== RECORDS FOR THE EXERCISE ==
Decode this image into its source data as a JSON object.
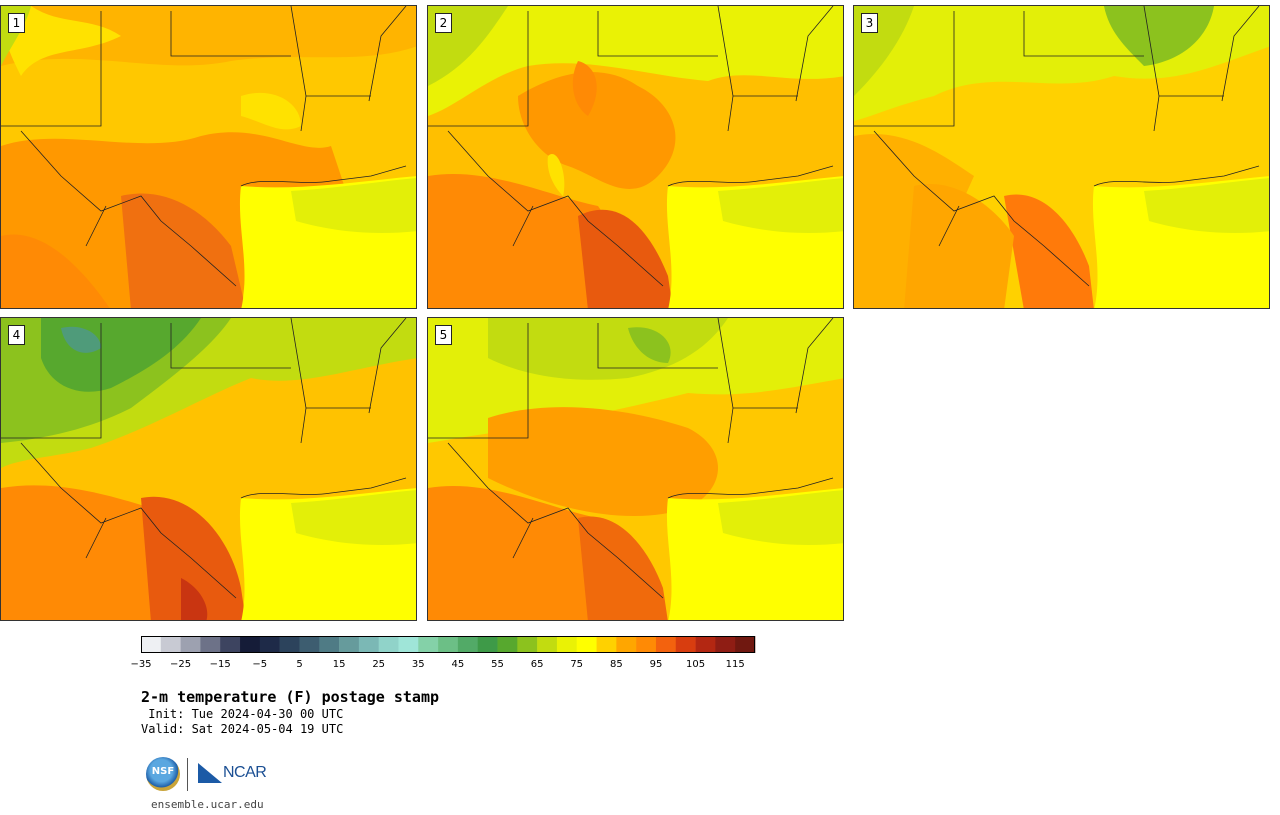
{
  "figure": {
    "title": "2-m temperature (F) postage stamp",
    "init": " Init: Tue 2024-04-30 00 UTC",
    "valid": "Valid: Sat 2024-05-04 19 UTC",
    "site": "ensemble.ucar.edu",
    "logos": {
      "nsf": "NSF",
      "ncar": "NCAR"
    }
  },
  "members": [
    {
      "label": "1"
    },
    {
      "label": "2"
    },
    {
      "label": "3"
    },
    {
      "label": "4"
    },
    {
      "label": "5"
    }
  ],
  "colorbar": {
    "tick_labels": [
      "−35",
      "−25",
      "−15",
      "−5",
      "5",
      "15",
      "25",
      "35",
      "45",
      "55",
      "65",
      "75",
      "85",
      "95",
      "105",
      "115"
    ],
    "colors": [
      "#eef0f3",
      "#c8cad3",
      "#9da1b0",
      "#6d7288",
      "#3d4460",
      "#151c38",
      "#1e2a48",
      "#2c435c",
      "#3d5d70",
      "#4f7b85",
      "#669b9c",
      "#7bb8b5",
      "#90d3c9",
      "#9fe5d8",
      "#84d1a8",
      "#6cbf86",
      "#52aa67",
      "#3e9a48",
      "#57a82e",
      "#8cc21e",
      "#c2dc10",
      "#eaf205",
      "#ffff00",
      "#ffd100",
      "#ffa600",
      "#ff8a05",
      "#f3620e",
      "#d83d0f",
      "#b32712",
      "#8f1d14",
      "#701810"
    ]
  }
}
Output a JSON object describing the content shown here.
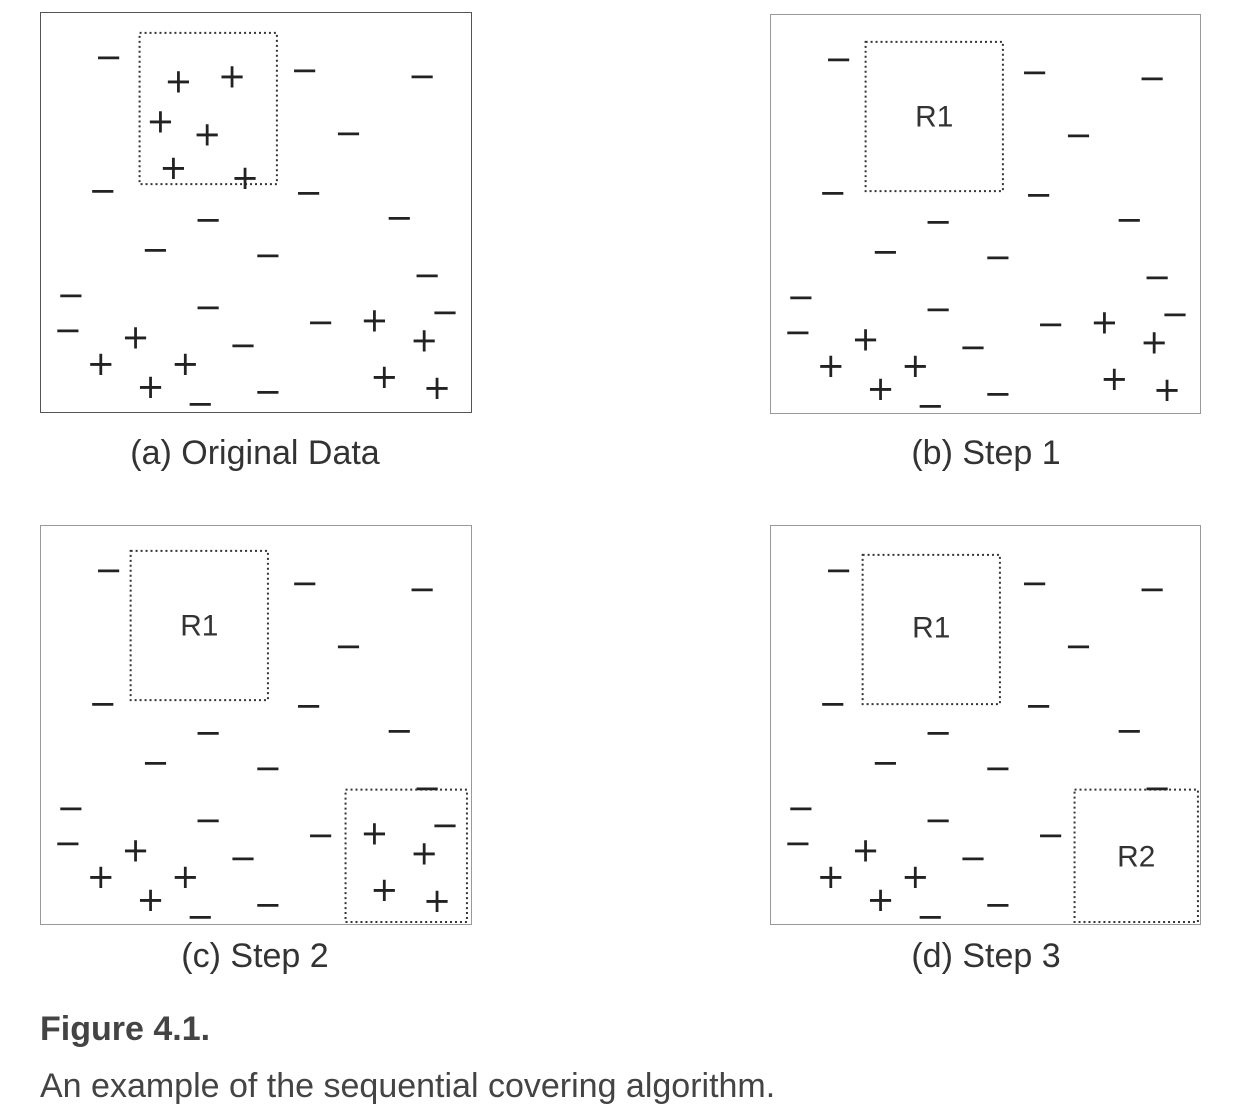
{
  "figure": {
    "title": "Figure 4.1.",
    "caption": "An example of the sequential covering algorithm."
  },
  "panels": [
    {
      "id": "a",
      "caption": "(a) Original Data"
    },
    {
      "id": "b",
      "caption": "(b) Step 1",
      "region_label": "R1"
    },
    {
      "id": "c",
      "caption": "(c) Step 2",
      "region_label": "R1"
    },
    {
      "id": "d",
      "caption": "(d) Step 3",
      "region_labels": [
        "R1",
        "R2"
      ]
    }
  ],
  "symbols": {
    "positive": "+",
    "negative": "−"
  }
}
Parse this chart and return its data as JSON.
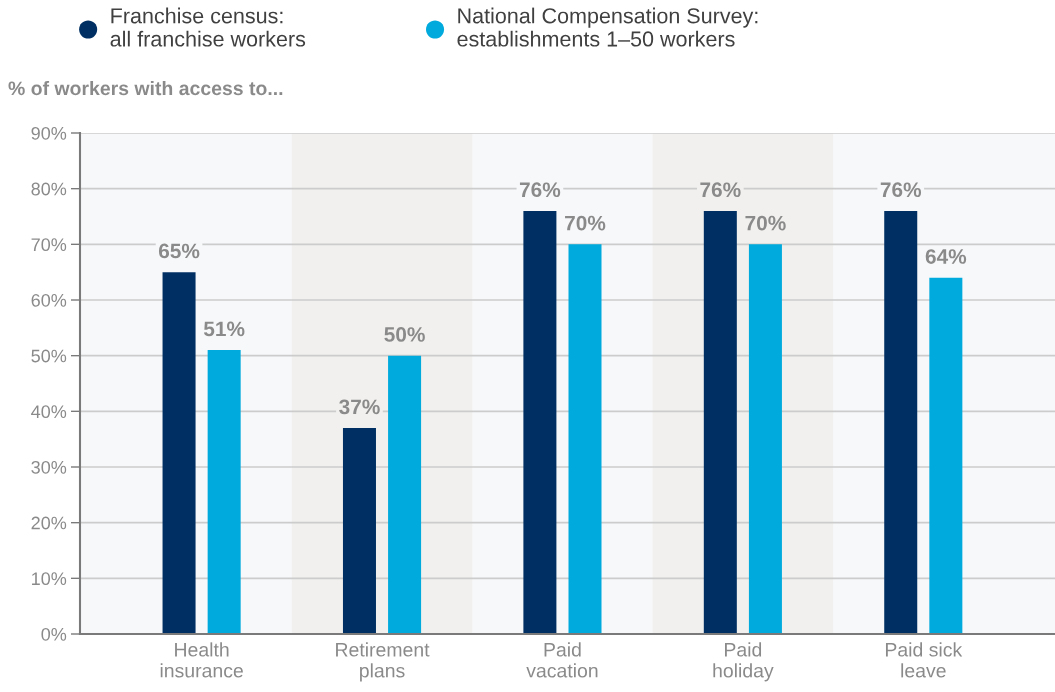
{
  "chart_data": {
    "type": "bar",
    "ylabel": "% of workers with access to...",
    "categories": [
      "Health\ninsurance",
      "Retirement\nplans",
      "Paid\nvacation",
      "Paid\nholiday",
      "Paid sick\nleave"
    ],
    "series": [
      {
        "name": "Franchise census:\nall franchise workers",
        "color": "#003063",
        "values": [
          65,
          37,
          76,
          76,
          76
        ],
        "value_labels": [
          "65%",
          "37%",
          "76%",
          "76%",
          "76%"
        ]
      },
      {
        "name": "National Compensation Survey:\nestablishments 1–50 workers",
        "color": "#00aadc",
        "values": [
          51,
          50,
          70,
          70,
          64
        ],
        "value_labels": [
          "51%",
          "50%",
          "70%",
          "70%",
          "64%"
        ]
      }
    ],
    "ylim": [
      0,
      90
    ],
    "yticks": [
      {
        "value": 0,
        "label": "0%"
      },
      {
        "value": 10,
        "label": "10%"
      },
      {
        "value": 20,
        "label": "20%"
      },
      {
        "value": 30,
        "label": "30%"
      },
      {
        "value": 40,
        "label": "40%"
      },
      {
        "value": 50,
        "label": "50%"
      },
      {
        "value": 60,
        "label": "60%"
      },
      {
        "value": 70,
        "label": "70%"
      },
      {
        "value": 80,
        "label": "80%"
      },
      {
        "value": 90,
        "label": "90%"
      }
    ],
    "grid": "y",
    "legend": "top",
    "bands": [
      {
        "axis": "x",
        "from": "Retirement\nplans",
        "to": "Retirement\nplans",
        "color": "#f1f0ee"
      },
      {
        "axis": "x",
        "from": "Paid\nholiday",
        "to": "Paid\nholiday",
        "color": "#f1f0ee"
      }
    ]
  }
}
===
WHAT THE EXERCISE ASKS: Return each line of the data, keeping its wording exact and omitting pictures.

COMPLETE OUTPUT:
Decode this image into its source data as a JSON object.
{
  "figure": {
    "title": "2-m temperature (F) postage stamp",
    "init": " Init: Tue 2024-04-30 00 UTC",
    "valid": "Valid: Sat 2024-05-04 19 UTC",
    "site": "ensemble.ucar.edu",
    "logos": {
      "nsf": "NSF",
      "ncar": "NCAR"
    }
  },
  "members": [
    {
      "label": "1"
    },
    {
      "label": "2"
    },
    {
      "label": "3"
    },
    {
      "label": "4"
    },
    {
      "label": "5"
    }
  ],
  "colorbar": {
    "tick_labels": [
      "−35",
      "−25",
      "−15",
      "−5",
      "5",
      "15",
      "25",
      "35",
      "45",
      "55",
      "65",
      "75",
      "85",
      "95",
      "105",
      "115"
    ],
    "colors": [
      "#eef0f3",
      "#c8cad3",
      "#9da1b0",
      "#6d7288",
      "#3d4460",
      "#151c38",
      "#1e2a48",
      "#2c435c",
      "#3d5d70",
      "#4f7b85",
      "#669b9c",
      "#7bb8b5",
      "#90d3c9",
      "#9fe5d8",
      "#84d1a8",
      "#6cbf86",
      "#52aa67",
      "#3e9a48",
      "#57a82e",
      "#8cc21e",
      "#c2dc10",
      "#eaf205",
      "#ffff00",
      "#ffd100",
      "#ffa600",
      "#ff8a05",
      "#f3620e",
      "#d83d0f",
      "#b32712",
      "#8f1d14",
      "#701810"
    ]
  }
}
Output a JSON object describing the content shown here.
{
  "figure": {
    "title": "Figure 4.1.",
    "caption": "An example of the sequential covering algorithm."
  },
  "panels": [
    {
      "id": "a",
      "caption": "(a) Original Data"
    },
    {
      "id": "b",
      "caption": "(b) Step 1",
      "region_label": "R1"
    },
    {
      "id": "c",
      "caption": "(c) Step 2",
      "region_label": "R1"
    },
    {
      "id": "d",
      "caption": "(d) Step 3",
      "region_labels": [
        "R1",
        "R2"
      ]
    }
  ],
  "symbols": {
    "positive": "+",
    "negative": "−"
  }
}
Parse this chart and return its data as JSON.
{
  "chart_data": {
    "type": "bar",
    "ylabel": "% of workers with access to...",
    "categories": [
      "Health\ninsurance",
      "Retirement\nplans",
      "Paid\nvacation",
      "Paid\nholiday",
      "Paid sick\nleave"
    ],
    "series": [
      {
        "name": "Franchise census:\nall franchise workers",
        "color": "#003063",
        "values": [
          65,
          37,
          76,
          76,
          76
        ],
        "value_labels": [
          "65%",
          "37%",
          "76%",
          "76%",
          "76%"
        ]
      },
      {
        "name": "National Compensation Survey:\nestablishments 1–50 workers",
        "color": "#00aadc",
        "values": [
          51,
          50,
          70,
          70,
          64
        ],
        "value_labels": [
          "51%",
          "50%",
          "70%",
          "70%",
          "64%"
        ]
      }
    ],
    "ylim": [
      0,
      90
    ],
    "yticks": [
      {
        "value": 0,
        "label": "0%"
      },
      {
        "value": 10,
        "label": "10%"
      },
      {
        "value": 20,
        "label": "20%"
      },
      {
        "value": 30,
        "label": "30%"
      },
      {
        "value": 40,
        "label": "40%"
      },
      {
        "value": 50,
        "label": "50%"
      },
      {
        "value": 60,
        "label": "60%"
      },
      {
        "value": 70,
        "label": "70%"
      },
      {
        "value": 80,
        "label": "80%"
      },
      {
        "value": 90,
        "label": "90%"
      }
    ],
    "grid": "y",
    "legend": "top",
    "bands": [
      {
        "axis": "x",
        "from": "Retirement\nplans",
        "to": "Retirement\nplans",
        "color": "#f1f0ee"
      },
      {
        "axis": "x",
        "from": "Paid\nholiday",
        "to": "Paid\nholiday",
        "color": "#f1f0ee"
      }
    ]
  }
}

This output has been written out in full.